# WHAT TO DO:
Filter the records below for the word "moment". Copy each line that holds it.

# DATASET:

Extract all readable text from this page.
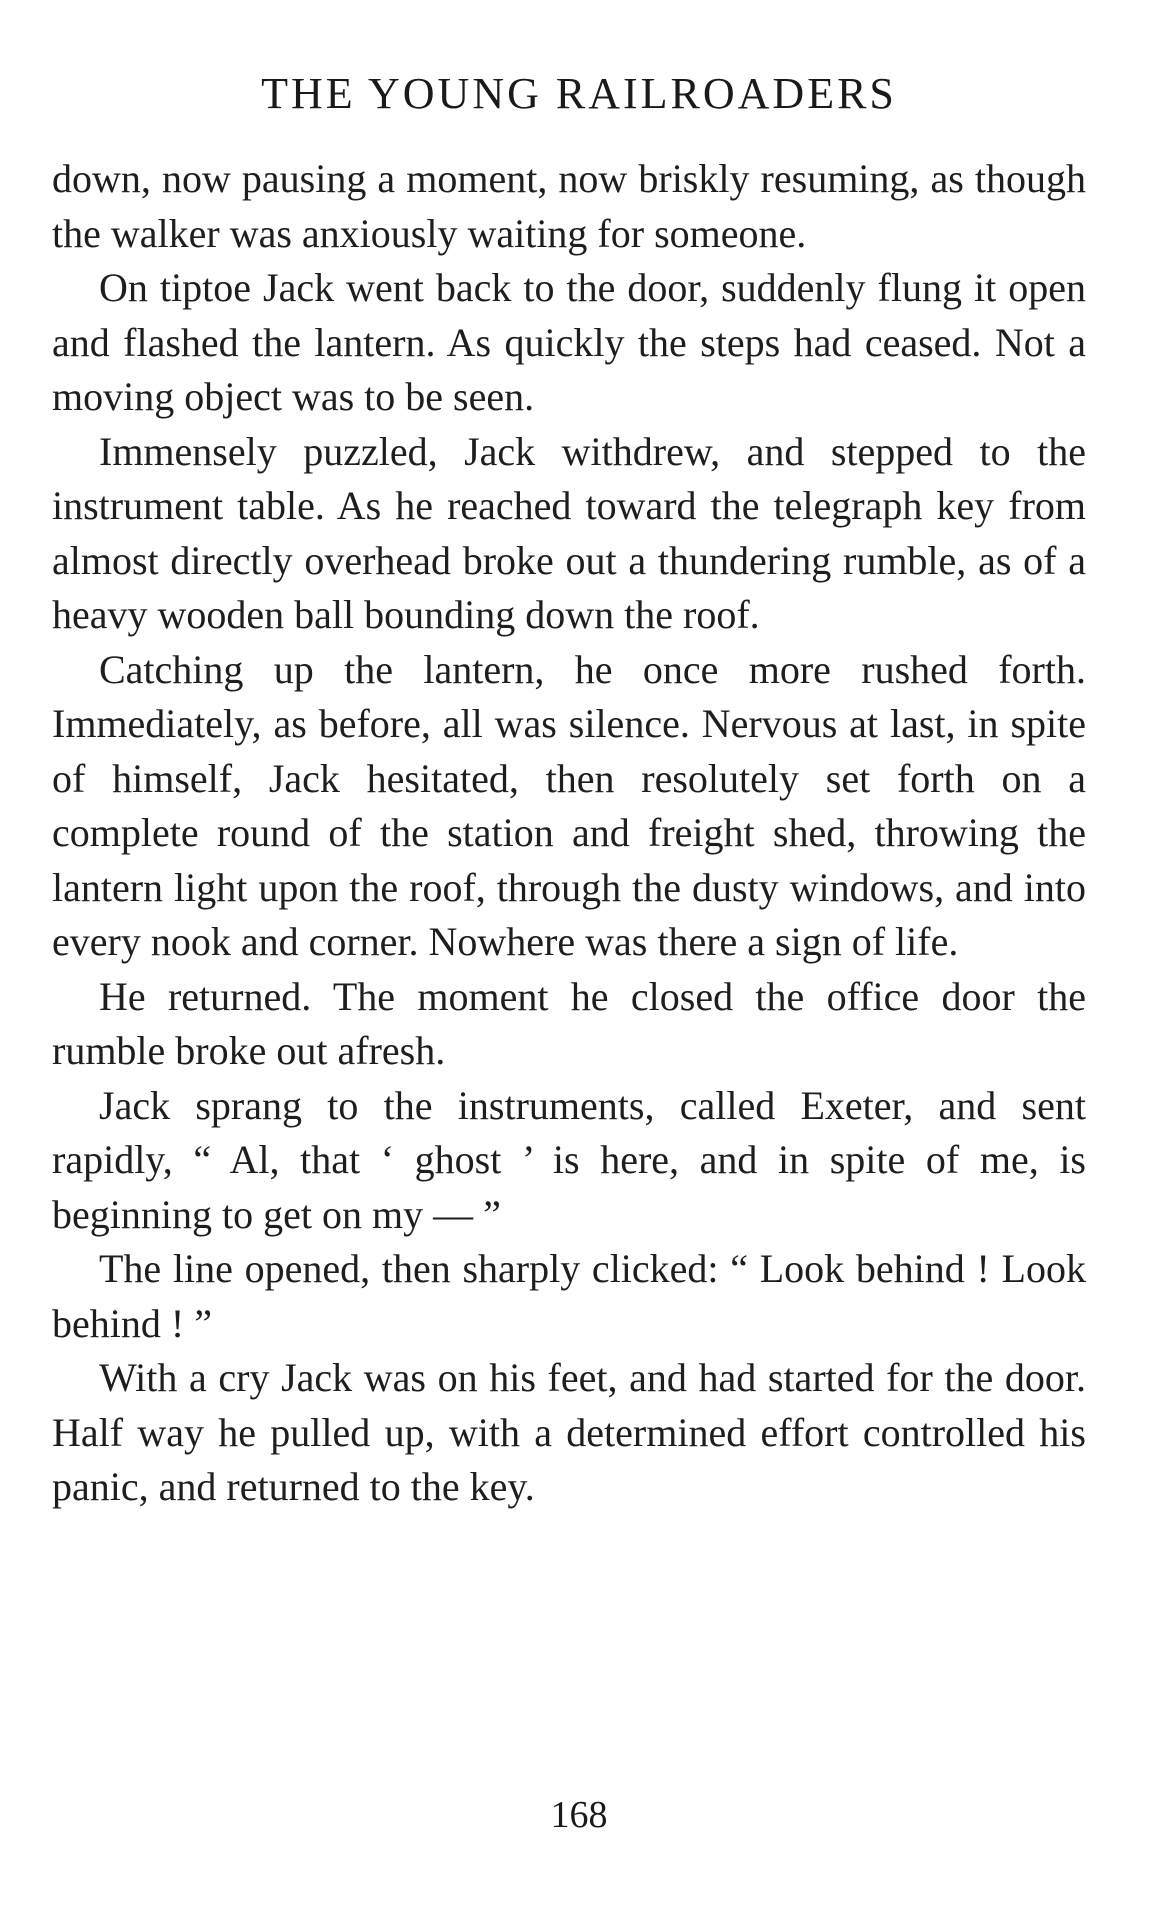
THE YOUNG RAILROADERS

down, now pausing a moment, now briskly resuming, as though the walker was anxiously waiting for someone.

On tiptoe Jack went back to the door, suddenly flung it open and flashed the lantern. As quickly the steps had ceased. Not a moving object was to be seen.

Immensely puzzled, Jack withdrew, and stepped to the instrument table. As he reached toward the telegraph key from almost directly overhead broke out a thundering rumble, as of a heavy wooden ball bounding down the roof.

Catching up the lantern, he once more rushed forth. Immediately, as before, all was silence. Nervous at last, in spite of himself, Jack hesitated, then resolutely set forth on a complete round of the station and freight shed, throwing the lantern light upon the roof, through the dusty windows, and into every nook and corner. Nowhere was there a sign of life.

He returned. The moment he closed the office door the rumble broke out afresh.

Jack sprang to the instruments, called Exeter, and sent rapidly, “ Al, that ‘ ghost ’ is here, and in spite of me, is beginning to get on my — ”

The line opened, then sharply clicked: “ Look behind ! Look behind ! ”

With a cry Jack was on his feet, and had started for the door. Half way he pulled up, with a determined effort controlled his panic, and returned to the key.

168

# FINAL RESULT:
down, now pausing a moment, now briskly resuming, as though the walker was anxiously waiting for someone.
He returned. The moment he closed the office door the rumble broke out afresh.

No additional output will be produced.